Set exercise —
Quote the data below in full, please, without altering anything.

Supplied records —
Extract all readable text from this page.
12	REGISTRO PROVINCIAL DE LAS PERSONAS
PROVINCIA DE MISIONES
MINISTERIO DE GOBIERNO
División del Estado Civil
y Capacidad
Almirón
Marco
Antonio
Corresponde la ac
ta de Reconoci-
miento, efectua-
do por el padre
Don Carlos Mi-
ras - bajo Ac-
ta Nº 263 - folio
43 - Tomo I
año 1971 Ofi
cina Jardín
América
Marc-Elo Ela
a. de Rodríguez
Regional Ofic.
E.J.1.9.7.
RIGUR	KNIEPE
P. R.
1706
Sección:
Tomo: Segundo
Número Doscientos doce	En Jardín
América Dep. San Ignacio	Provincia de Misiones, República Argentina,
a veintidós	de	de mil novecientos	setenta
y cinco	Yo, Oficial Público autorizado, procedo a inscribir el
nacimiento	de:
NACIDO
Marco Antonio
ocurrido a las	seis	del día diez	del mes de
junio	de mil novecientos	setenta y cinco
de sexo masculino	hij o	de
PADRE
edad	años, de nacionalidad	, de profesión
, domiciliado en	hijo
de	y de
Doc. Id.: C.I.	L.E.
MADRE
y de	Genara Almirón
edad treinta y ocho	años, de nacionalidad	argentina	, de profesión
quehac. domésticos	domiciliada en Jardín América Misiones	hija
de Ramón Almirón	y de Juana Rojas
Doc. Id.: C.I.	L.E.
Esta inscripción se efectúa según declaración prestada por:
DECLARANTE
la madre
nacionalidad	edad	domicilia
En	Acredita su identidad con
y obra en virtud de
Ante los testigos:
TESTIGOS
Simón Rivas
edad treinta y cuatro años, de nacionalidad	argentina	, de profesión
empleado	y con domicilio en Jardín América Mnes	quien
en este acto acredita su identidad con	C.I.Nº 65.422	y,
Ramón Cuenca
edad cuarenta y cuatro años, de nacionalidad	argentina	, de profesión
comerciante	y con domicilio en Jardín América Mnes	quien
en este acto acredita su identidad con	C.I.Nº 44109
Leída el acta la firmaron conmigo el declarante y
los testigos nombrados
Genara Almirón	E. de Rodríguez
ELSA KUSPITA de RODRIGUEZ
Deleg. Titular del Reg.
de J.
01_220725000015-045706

Response for this exercise —
Extract all readable text from this page.
12	REGISTRO PROVINCIAL DE LAS PERSONAS
PROVINCIA DE MISIONES
MINISTERIO DE GOBIERNO
División del Estado Civil
y Capacidad
Almirón
Marco
Antonio
Corresponde la ac
ta de Reconoci-
miento, efectua-
do por el padre
Don Carlos Mi-
ras - bajo Ac-
ta Nº 263 - folio
43 - Tomo I
año 1971 Ofi
cina Jardín
América
Marc-Elo Ela
a. de Rodríguez
Regional Ofic.
E.J.1.9.7.
RIGUR	KNIEPE
P. R.
1706
Sección:
Tomo: Segundo
Número Doscientos doce	En Jardín
América Dep. San Ignacio	Provincia de Misiones, República Argentina,
a veintidós	de	de mil novecientos	setenta
y cinco	Yo, Oficial Público autorizado, procedo a inscribir el
nacimiento	de:
NACIDO
Marco Antonio
ocurrido a las	seis	del día diez	del mes de
junio	de mil novecientos	setenta y cinco
de sexo masculino	hij o	de
PADRE
edad	años, de nacionalidad	, de profesión
, domiciliado en	hijo
de	y de
Doc. Id.: C.I.	L.E.
MADRE
y de	Genara Almirón
edad treinta y ocho	años, de nacionalidad	argentina	, de profesión
quehac. domésticos	domiciliada en Jardín América Misiones	hija
de Ramón Almirón	y de Juana Rojas
Doc. Id.: C.I.	L.E.
Esta inscripción se efectúa según declaración prestada por:
DECLARANTE
la madre
nacionalidad	edad	domicilia
En	Acredita su identidad con
y obra en virtud de
Ante los testigos:
TESTIGOS
Simón Rivas
edad treinta y cuatro años, de nacionalidad	argentina	, de profesión
empleado	y con domicilio en Jardín América Mnes	quien
en este acto acredita su identidad con	C.I.Nº 65.422	y,
Ramón Cuenca
edad cuarenta y cuatro años, de nacionalidad	argentina	, de profesión
comerciante	y con domicilio en Jardín América Mnes	quien
en este acto acredita su identidad con	C.I.Nº 44109
Leída el acta la firmaron conmigo el declarante y
los testigos nombrados
Genara Almirón	E. de Rodríguez
ELSA KUSPITA de RODRIGUEZ
Deleg. Titular del Reg.
de J.
01_220725000015-045706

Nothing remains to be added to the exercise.